# [EXERCISE OBJECTIVE]
Set down the full listing exactly, character for character.

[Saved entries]
◆ ◆ ◆ ◆ ◆
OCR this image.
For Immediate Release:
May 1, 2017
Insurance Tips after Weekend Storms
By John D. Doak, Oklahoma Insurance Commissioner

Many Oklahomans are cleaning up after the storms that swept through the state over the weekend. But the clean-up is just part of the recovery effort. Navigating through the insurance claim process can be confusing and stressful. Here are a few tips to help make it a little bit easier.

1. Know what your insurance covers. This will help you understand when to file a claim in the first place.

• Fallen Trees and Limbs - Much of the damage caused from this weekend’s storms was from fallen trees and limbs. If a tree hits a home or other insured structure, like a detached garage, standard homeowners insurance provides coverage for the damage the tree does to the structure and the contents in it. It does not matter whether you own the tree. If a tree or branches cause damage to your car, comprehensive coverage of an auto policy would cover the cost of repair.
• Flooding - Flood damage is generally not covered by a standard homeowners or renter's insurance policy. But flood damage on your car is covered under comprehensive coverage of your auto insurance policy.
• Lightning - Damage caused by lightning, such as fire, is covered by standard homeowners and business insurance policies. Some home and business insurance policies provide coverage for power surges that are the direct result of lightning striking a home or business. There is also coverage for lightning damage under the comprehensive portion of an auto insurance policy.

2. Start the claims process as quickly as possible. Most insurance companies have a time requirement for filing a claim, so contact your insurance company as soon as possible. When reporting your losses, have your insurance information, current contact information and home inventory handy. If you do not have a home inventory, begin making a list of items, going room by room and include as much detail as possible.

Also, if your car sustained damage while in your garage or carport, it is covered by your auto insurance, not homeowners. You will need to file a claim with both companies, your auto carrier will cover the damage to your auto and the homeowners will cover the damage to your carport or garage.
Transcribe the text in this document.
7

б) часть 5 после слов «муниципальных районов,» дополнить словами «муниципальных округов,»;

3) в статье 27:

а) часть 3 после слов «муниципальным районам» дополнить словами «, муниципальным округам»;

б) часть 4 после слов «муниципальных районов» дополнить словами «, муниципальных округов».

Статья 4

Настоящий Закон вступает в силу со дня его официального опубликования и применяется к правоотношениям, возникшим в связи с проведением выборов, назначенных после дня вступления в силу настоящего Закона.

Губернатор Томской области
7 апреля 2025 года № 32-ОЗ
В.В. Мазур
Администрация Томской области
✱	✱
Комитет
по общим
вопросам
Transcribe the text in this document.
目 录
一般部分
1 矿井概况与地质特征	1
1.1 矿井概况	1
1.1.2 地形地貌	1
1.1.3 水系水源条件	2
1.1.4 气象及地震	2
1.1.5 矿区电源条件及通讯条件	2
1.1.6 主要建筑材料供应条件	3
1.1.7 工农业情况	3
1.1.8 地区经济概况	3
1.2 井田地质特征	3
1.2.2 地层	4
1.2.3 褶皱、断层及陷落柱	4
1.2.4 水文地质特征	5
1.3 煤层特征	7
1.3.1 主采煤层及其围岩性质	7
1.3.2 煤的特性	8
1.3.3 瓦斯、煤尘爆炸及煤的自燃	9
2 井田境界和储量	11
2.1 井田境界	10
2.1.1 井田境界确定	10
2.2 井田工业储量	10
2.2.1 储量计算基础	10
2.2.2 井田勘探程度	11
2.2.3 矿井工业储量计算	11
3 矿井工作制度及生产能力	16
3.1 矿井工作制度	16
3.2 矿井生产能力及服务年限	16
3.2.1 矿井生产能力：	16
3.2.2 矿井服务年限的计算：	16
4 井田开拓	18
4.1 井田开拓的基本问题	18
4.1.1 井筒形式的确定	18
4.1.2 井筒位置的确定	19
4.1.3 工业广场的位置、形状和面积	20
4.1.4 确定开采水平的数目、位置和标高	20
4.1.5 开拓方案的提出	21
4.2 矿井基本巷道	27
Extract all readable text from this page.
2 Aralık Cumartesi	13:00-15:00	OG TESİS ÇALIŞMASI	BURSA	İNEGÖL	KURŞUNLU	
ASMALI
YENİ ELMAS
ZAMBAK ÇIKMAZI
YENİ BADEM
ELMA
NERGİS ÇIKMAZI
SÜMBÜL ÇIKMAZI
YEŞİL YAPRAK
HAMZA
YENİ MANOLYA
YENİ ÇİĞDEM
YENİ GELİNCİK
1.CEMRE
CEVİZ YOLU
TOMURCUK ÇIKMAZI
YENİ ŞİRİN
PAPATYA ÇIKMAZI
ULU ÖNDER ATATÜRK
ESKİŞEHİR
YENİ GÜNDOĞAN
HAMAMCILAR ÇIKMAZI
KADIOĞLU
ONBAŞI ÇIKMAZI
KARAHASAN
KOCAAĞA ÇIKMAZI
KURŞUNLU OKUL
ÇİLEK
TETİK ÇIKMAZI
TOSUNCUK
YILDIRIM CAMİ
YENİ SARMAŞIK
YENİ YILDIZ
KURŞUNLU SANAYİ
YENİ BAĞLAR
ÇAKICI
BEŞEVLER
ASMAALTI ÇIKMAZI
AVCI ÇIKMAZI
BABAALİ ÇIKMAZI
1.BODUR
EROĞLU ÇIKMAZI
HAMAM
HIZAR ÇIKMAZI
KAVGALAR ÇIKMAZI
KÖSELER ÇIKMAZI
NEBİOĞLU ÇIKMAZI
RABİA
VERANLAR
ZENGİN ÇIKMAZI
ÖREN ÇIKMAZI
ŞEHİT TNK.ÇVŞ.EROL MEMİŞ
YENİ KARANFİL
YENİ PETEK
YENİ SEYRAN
◆ ◆ ◆ ◆ ◆
# [FINISHED ANSWER]
OCR this image.
For Immediate Release:
May 1, 2017
Insurance Tips after Weekend Storms
By John D. Doak, Oklahoma Insurance Commissioner

Many Oklahomans are cleaning up after the storms that swept through the state over the weekend. But the clean-up is just part of the recovery effort. Navigating through the insurance claim process can be confusing and stressful. Here are a few tips to help make it a little bit easier.

1. Know what your insurance covers. This will help you understand when to file a claim in the first place.

• Fallen Trees and Limbs - Much of the damage caused from this weekend’s storms was from fallen trees and limbs. If a tree hits a home or other insured structure, like a detached garage, standard homeowners insurance provides coverage for the damage the tree does to the structure and the contents in it. It does not matter whether you own the tree. If a tree or branches cause damage to your car, comprehensive coverage of an auto policy would cover the cost of repair.
• Flooding - Flood damage is generally not covered by a standard homeowners or renter's insurance policy. But flood damage on your car is covered under comprehensive coverage of your auto insurance policy.
• Lightning - Damage caused by lightning, such as fire, is covered by standard homeowners and business insurance policies. Some home and business insurance policies provide coverage for power surges that are the direct result of lightning striking a home or business. There is also coverage for lightning damage under the comprehensive portion of an auto insurance policy.

2. Start the claims process as quickly as possible. Most insurance companies have a time requirement for filing a claim, so contact your insurance company as soon as possible. When reporting your losses, have your insurance information, current contact information and home inventory handy. If you do not have a home inventory, begin making a list of items, going room by room and include as much detail as possible.

Also, if your car sustained damage while in your garage or carport, it is covered by your auto insurance, not homeowners. You will need to file a claim with both companies, your auto carrier will cover the damage to your auto and the homeowners will cover the damage to your carport or garage.
Transcribe the text in this document.
7

б) часть 5 после слов «муниципальных районов,» дополнить словами «муниципальных округов,»;

3) в статье 27:

а) часть 3 после слов «муниципальным районам» дополнить словами «, муниципальным округам»;

б) часть 4 после слов «муниципальных районов» дополнить словами «, муниципальных округов».

Статья 4

Настоящий Закон вступает в силу со дня его официального опубликования и применяется к правоотношениям, возникшим в связи с проведением выборов, назначенных после дня вступления в силу настоящего Закона.

Губернатор Томской области
7 апреля 2025 года № 32-ОЗ
В.В. Мазур
Администрация Томской области
✱	✱
Комитет
по общим
вопросам
Transcribe the text in this document.
目 录
一般部分
1 矿井概况与地质特征	1
1.1 矿井概况	1
1.1.2 地形地貌	1
1.1.3 水系水源条件	2
1.1.4 气象及地震	2
1.1.5 矿区电源条件及通讯条件	2
1.1.6 主要建筑材料供应条件	3
1.1.7 工农业情况	3
1.1.8 地区经济概况	3
1.2 井田地质特征	3
1.2.2 地层	4
1.2.3 褶皱、断层及陷落柱	4
1.2.4 水文地质特征	5
1.3 煤层特征	7
1.3.1 主采煤层及其围岩性质	7
1.3.2 煤的特性	8
1.3.3 瓦斯、煤尘爆炸及煤的自燃	9
2 井田境界和储量	11
2.1 井田境界	10
2.1.1 井田境界确定	10
2.2 井田工业储量	10
2.2.1 储量计算基础	10
2.2.2 井田勘探程度	11
2.2.3 矿井工业储量计算	11
3 矿井工作制度及生产能力	16
3.1 矿井工作制度	16
3.2 矿井生产能力及服务年限	16
3.2.1 矿井生产能力：	16
3.2.2 矿井服务年限的计算：	16
4 井田开拓	18
4.1 井田开拓的基本问题	18
4.1.1 井筒形式的确定	18
4.1.2 井筒位置的确定	19
4.1.3 工业广场的位置、形状和面积	20
4.1.4 确定开采水平的数目、位置和标高	20
4.1.5 开拓方案的提出	21
4.2 矿井基本巷道	27
Extract all readable text from this page.
2 Aralık Cumartesi	13:00-15:00	OG TESİS ÇALIŞMASI	BURSA	İNEGÖL	KURŞUNLU	
ASMALI
YENİ ELMAS
ZAMBAK ÇIKMAZI
YENİ BADEM
ELMA
NERGİS ÇIKMAZI
SÜMBÜL ÇIKMAZI
YEŞİL YAPRAK
HAMZA
YENİ MANOLYA
YENİ ÇİĞDEM
YENİ GELİNCİK
1.CEMRE
CEVİZ YOLU
TOMURCUK ÇIKMAZI
YENİ ŞİRİN
PAPATYA ÇIKMAZI
ULU ÖNDER ATATÜRK
ESKİŞEHİR
YENİ GÜNDOĞAN
HAMAMCILAR ÇIKMAZI
KADIOĞLU
ONBAŞI ÇIKMAZI
KARAHASAN
KOCAAĞA ÇIKMAZI
KURŞUNLU OKUL
ÇİLEK
TETİK ÇIKMAZI
TOSUNCUK
YILDIRIM CAMİ
YENİ SARMAŞIK
YENİ YILDIZ
KURŞUNLU SANAYİ
YENİ BAĞLAR
ÇAKICI
BEŞEVLER
ASMAALTI ÇIKMAZI
AVCI ÇIKMAZI
BABAALİ ÇIKMAZI
1.BODUR
EROĞLU ÇIKMAZI
HAMAM
HIZAR ÇIKMAZI
KAVGALAR ÇIKMAZI
KÖSELER ÇIKMAZI
NEBİOĞLU ÇIKMAZI
RABİA
VERANLAR
ZENGİN ÇIKMAZI
ÖREN ÇIKMAZI
ŞEHİT TNK.ÇVŞ.EROL MEMİŞ
YENİ KARANFİL
YENİ PETEK
YENİ SEYRAN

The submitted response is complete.